--- start of Dataset ---

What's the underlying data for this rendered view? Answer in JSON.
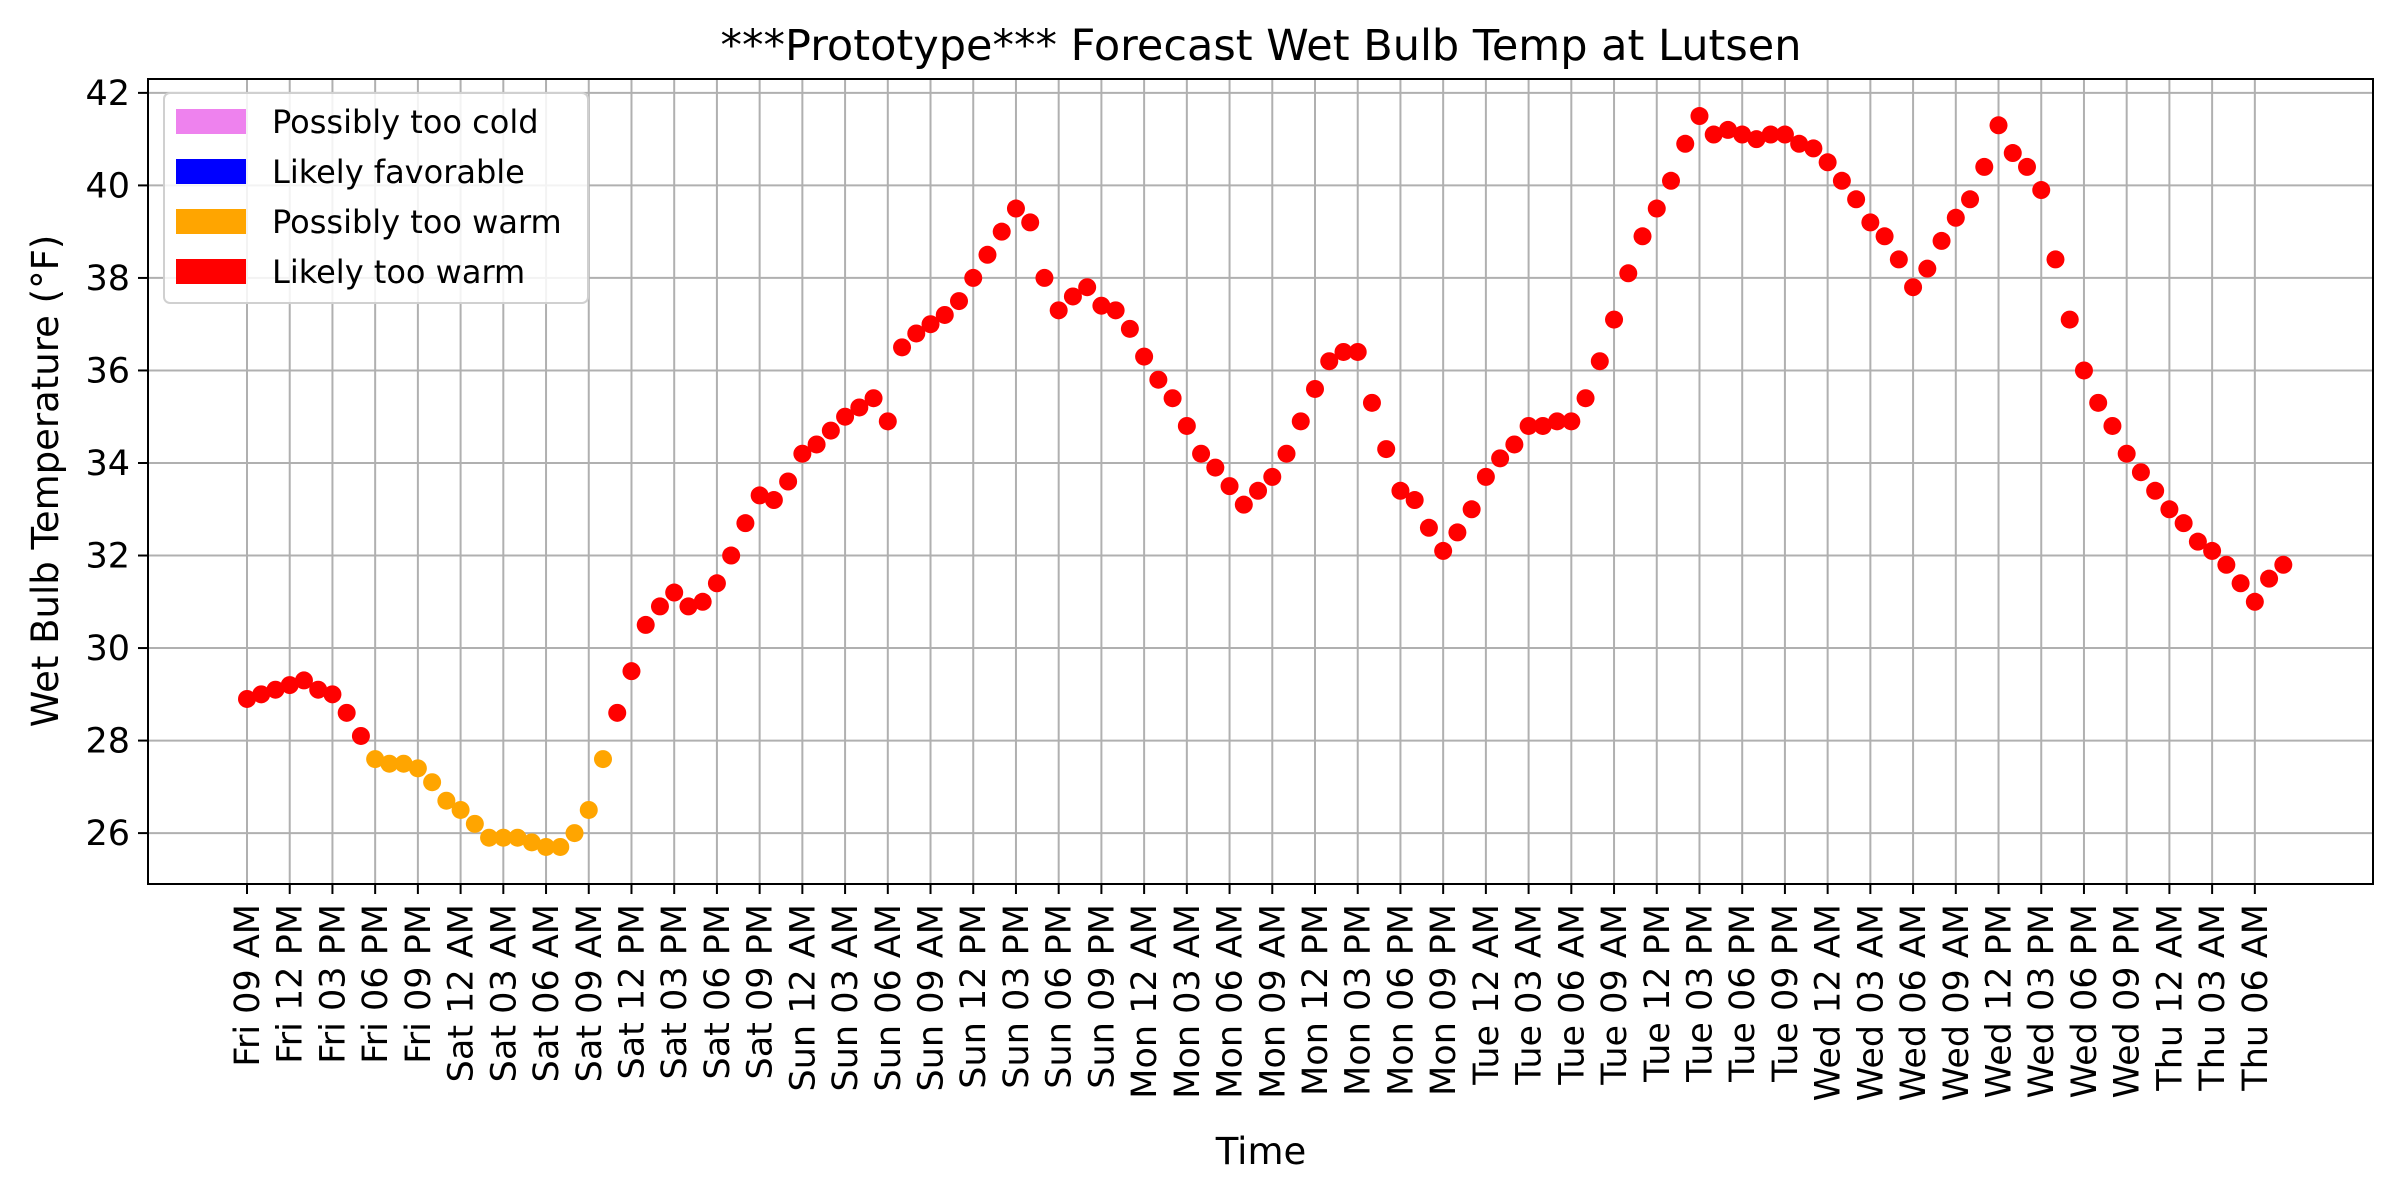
{
  "chart_data": {
    "type": "scatter",
    "title": "***Prototype*** Forecast Wet Bulb Temp at Lutsen",
    "xlabel": "Time",
    "ylabel": "Wet Bulb Temperature (°F)",
    "ylim": [
      24.9,
      42.3
    ],
    "yticks": [
      26,
      28,
      30,
      32,
      34,
      36,
      38,
      40,
      42
    ],
    "grid": true,
    "legend_position": "top-left",
    "x_ticks": [
      "Fri 09 AM",
      "Fri 12 PM",
      "Fri 03 PM",
      "Fri 06 PM",
      "Fri 09 PM",
      "Sat 12 AM",
      "Sat 03 AM",
      "Sat 06 AM",
      "Sat 09 AM",
      "Sat 12 PM",
      "Sat 03 PM",
      "Sat 06 PM",
      "Sat 09 PM",
      "Sun 12 AM",
      "Sun 03 AM",
      "Sun 06 AM",
      "Sun 09 AM",
      "Sun 12 PM",
      "Sun 03 PM",
      "Sun 06 PM",
      "Sun 09 PM",
      "Mon 12 AM",
      "Mon 03 AM",
      "Mon 06 AM",
      "Mon 09 AM",
      "Mon 12 PM",
      "Mon 03 PM",
      "Mon 06 PM",
      "Mon 09 PM",
      "Tue 12 AM",
      "Tue 03 AM",
      "Tue 06 AM",
      "Tue 09 AM",
      "Tue 12 PM",
      "Tue 03 PM",
      "Tue 06 PM",
      "Tue 09 PM",
      "Wed 12 AM",
      "Wed 03 AM",
      "Wed 06 AM",
      "Wed 09 AM",
      "Wed 12 PM",
      "Wed 03 PM",
      "Wed 06 PM",
      "Wed 09 PM",
      "Thu 12 AM",
      "Thu 03 AM",
      "Thu 06 AM"
    ],
    "legend": [
      {
        "label": "Possibly too cold",
        "color": "#ee82ee"
      },
      {
        "label": "Likely favorable",
        "color": "#0000ff"
      },
      {
        "label": "Possibly too warm",
        "color": "#ffa500"
      },
      {
        "label": "Likely too warm",
        "color": "#ff0000"
      }
    ],
    "series": [
      {
        "name": "Likely too warm",
        "color": "#ff0000",
        "points": [
          [
            "Fri 09 AM",
            28.9
          ],
          [
            "Fri 10 AM",
            29.0
          ],
          [
            "Fri 11 AM",
            29.1
          ],
          [
            "Fri 12 PM",
            29.2
          ],
          [
            "Fri 01 PM",
            29.3
          ],
          [
            "Fri 02 PM",
            29.1
          ],
          [
            "Fri 03 PM",
            29.0
          ],
          [
            "Fri 04 PM",
            28.6
          ],
          [
            "Fri 05 PM",
            28.1
          ],
          [
            "Sat 11 AM",
            28.6
          ],
          [
            "Sat 12 PM",
            29.5
          ],
          [
            "Sat 01 PM",
            30.5
          ],
          [
            "Sat 02 PM",
            30.9
          ],
          [
            "Sat 03 PM",
            31.2
          ],
          [
            "Sat 04 PM",
            30.9
          ],
          [
            "Sat 05 PM",
            31.0
          ],
          [
            "Sat 06 PM",
            31.4
          ],
          [
            "Sat 07 PM",
            32.0
          ],
          [
            "Sat 08 PM",
            32.7
          ],
          [
            "Sat 09 PM",
            33.3
          ],
          [
            "Sat 10 PM",
            33.2
          ],
          [
            "Sat 11 PM",
            33.6
          ],
          [
            "Sun 12 AM",
            34.2
          ],
          [
            "Sun 01 AM",
            34.4
          ],
          [
            "Sun 02 AM",
            34.7
          ],
          [
            "Sun 03 AM",
            35.0
          ],
          [
            "Sun 04 AM",
            35.2
          ],
          [
            "Sun 05 AM",
            35.4
          ],
          [
            "Sun 06 AM",
            34.9
          ],
          [
            "Sun 07 AM",
            36.5
          ],
          [
            "Sun 08 AM",
            36.8
          ],
          [
            "Sun 09 AM",
            37.0
          ],
          [
            "Sun 10 AM",
            37.2
          ],
          [
            "Sun 11 AM",
            37.5
          ],
          [
            "Sun 12 PM",
            38.0
          ],
          [
            "Sun 01 PM",
            38.5
          ],
          [
            "Sun 02 PM",
            39.0
          ],
          [
            "Sun 03 PM",
            39.5
          ],
          [
            "Sun 04 PM",
            39.2
          ],
          [
            "Sun 05 PM",
            38.0
          ],
          [
            "Sun 06 PM",
            37.3
          ],
          [
            "Sun 07 PM",
            37.6
          ],
          [
            "Sun 08 PM",
            37.8
          ],
          [
            "Sun 09 PM",
            37.4
          ],
          [
            "Sun 10 PM",
            37.3
          ],
          [
            "Sun 11 PM",
            36.9
          ],
          [
            "Mon 12 AM",
            36.3
          ],
          [
            "Mon 01 AM",
            35.8
          ],
          [
            "Mon 02 AM",
            35.4
          ],
          [
            "Mon 03 AM",
            34.8
          ],
          [
            "Mon 04 AM",
            34.2
          ],
          [
            "Mon 05 AM",
            33.9
          ],
          [
            "Mon 06 AM",
            33.5
          ],
          [
            "Mon 07 AM",
            33.1
          ],
          [
            "Mon 08 AM",
            33.4
          ],
          [
            "Mon 09 AM",
            33.7
          ],
          [
            "Mon 10 AM",
            34.2
          ],
          [
            "Mon 11 AM",
            34.9
          ],
          [
            "Mon 12 PM",
            35.6
          ],
          [
            "Mon 01 PM",
            36.2
          ],
          [
            "Mon 02 PM",
            36.4
          ],
          [
            "Mon 03 PM",
            36.4
          ],
          [
            "Mon 04 PM",
            35.3
          ],
          [
            "Mon 05 PM",
            34.3
          ],
          [
            "Mon 06 PM",
            33.4
          ],
          [
            "Mon 07 PM",
            33.2
          ],
          [
            "Mon 08 PM",
            32.6
          ],
          [
            "Mon 09 PM",
            32.1
          ],
          [
            "Mon 10 PM",
            32.5
          ],
          [
            "Mon 11 PM",
            33.0
          ],
          [
            "Tue 12 AM",
            33.7
          ],
          [
            "Tue 01 AM",
            34.1
          ],
          [
            "Tue 02 AM",
            34.4
          ],
          [
            "Tue 03 AM",
            34.8
          ],
          [
            "Tue 04 AM",
            34.8
          ],
          [
            "Tue 05 AM",
            34.9
          ],
          [
            "Tue 06 AM",
            34.9
          ],
          [
            "Tue 07 AM",
            35.4
          ],
          [
            "Tue 08 AM",
            36.2
          ],
          [
            "Tue 09 AM",
            37.1
          ],
          [
            "Tue 10 AM",
            38.1
          ],
          [
            "Tue 11 AM",
            38.9
          ],
          [
            "Tue 12 PM",
            39.5
          ],
          [
            "Tue 01 PM",
            40.1
          ],
          [
            "Tue 02 PM",
            40.9
          ],
          [
            "Tue 03 PM",
            41.5
          ],
          [
            "Tue 04 PM",
            41.1
          ],
          [
            "Tue 05 PM",
            41.2
          ],
          [
            "Tue 06 PM",
            41.1
          ],
          [
            "Tue 07 PM",
            41.0
          ],
          [
            "Tue 08 PM",
            41.1
          ],
          [
            "Tue 09 PM",
            41.1
          ],
          [
            "Tue 10 PM",
            40.9
          ],
          [
            "Tue 11 PM",
            40.8
          ],
          [
            "Wed 12 AM",
            40.5
          ],
          [
            "Wed 01 AM",
            40.1
          ],
          [
            "Wed 02 AM",
            39.7
          ],
          [
            "Wed 03 AM",
            39.2
          ],
          [
            "Wed 04 AM",
            38.9
          ],
          [
            "Wed 05 AM",
            38.4
          ],
          [
            "Wed 06 AM",
            37.8
          ],
          [
            "Wed 07 AM",
            38.2
          ],
          [
            "Wed 08 AM",
            38.8
          ],
          [
            "Wed 09 AM",
            39.3
          ],
          [
            "Wed 10 AM",
            39.7
          ],
          [
            "Wed 11 AM",
            40.4
          ],
          [
            "Wed 12 PM",
            41.3
          ],
          [
            "Wed 01 PM",
            40.7
          ],
          [
            "Wed 02 PM",
            40.4
          ],
          [
            "Wed 03 PM",
            39.9
          ],
          [
            "Wed 04 PM",
            38.4
          ],
          [
            "Wed 05 PM",
            37.1
          ],
          [
            "Wed 06 PM",
            36.0
          ],
          [
            "Wed 07 PM",
            35.3
          ],
          [
            "Wed 08 PM",
            34.8
          ],
          [
            "Wed 09 PM",
            34.2
          ],
          [
            "Wed 10 PM",
            33.8
          ],
          [
            "Wed 11 PM",
            33.4
          ],
          [
            "Thu 12 AM",
            33.0
          ],
          [
            "Thu 01 AM",
            32.7
          ],
          [
            "Thu 02 AM",
            32.3
          ],
          [
            "Thu 03 AM",
            32.1
          ],
          [
            "Thu 04 AM",
            31.8
          ],
          [
            "Thu 05 AM",
            31.4
          ],
          [
            "Thu 06 AM",
            31.0
          ],
          [
            "Thu 07 AM",
            31.5
          ],
          [
            "Thu 08 AM",
            31.8
          ]
        ]
      },
      {
        "name": "Possibly too warm",
        "color": "#ffa500",
        "points": [
          [
            "Fri 06 PM",
            27.6
          ],
          [
            "Fri 07 PM",
            27.5
          ],
          [
            "Fri 08 PM",
            27.5
          ],
          [
            "Fri 09 PM",
            27.4
          ],
          [
            "Fri 10 PM",
            27.1
          ],
          [
            "Fri 11 PM",
            26.7
          ],
          [
            "Sat 12 AM",
            26.5
          ],
          [
            "Sat 01 AM",
            26.2
          ],
          [
            "Sat 02 AM",
            25.9
          ],
          [
            "Sat 03 AM",
            25.9
          ],
          [
            "Sat 04 AM",
            25.9
          ],
          [
            "Sat 05 AM",
            25.8
          ],
          [
            "Sat 06 AM",
            25.7
          ],
          [
            "Sat 07 AM",
            25.7
          ],
          [
            "Sat 08 AM",
            26.0
          ],
          [
            "Sat 09 AM",
            26.5
          ],
          [
            "Sat 10 AM",
            27.6
          ]
        ]
      }
    ]
  }
}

--- end of Dataset ---

# Your objective
Report how many lines of the listing above include the word "warm". Say nothing but the number.

# Response for this exercise
4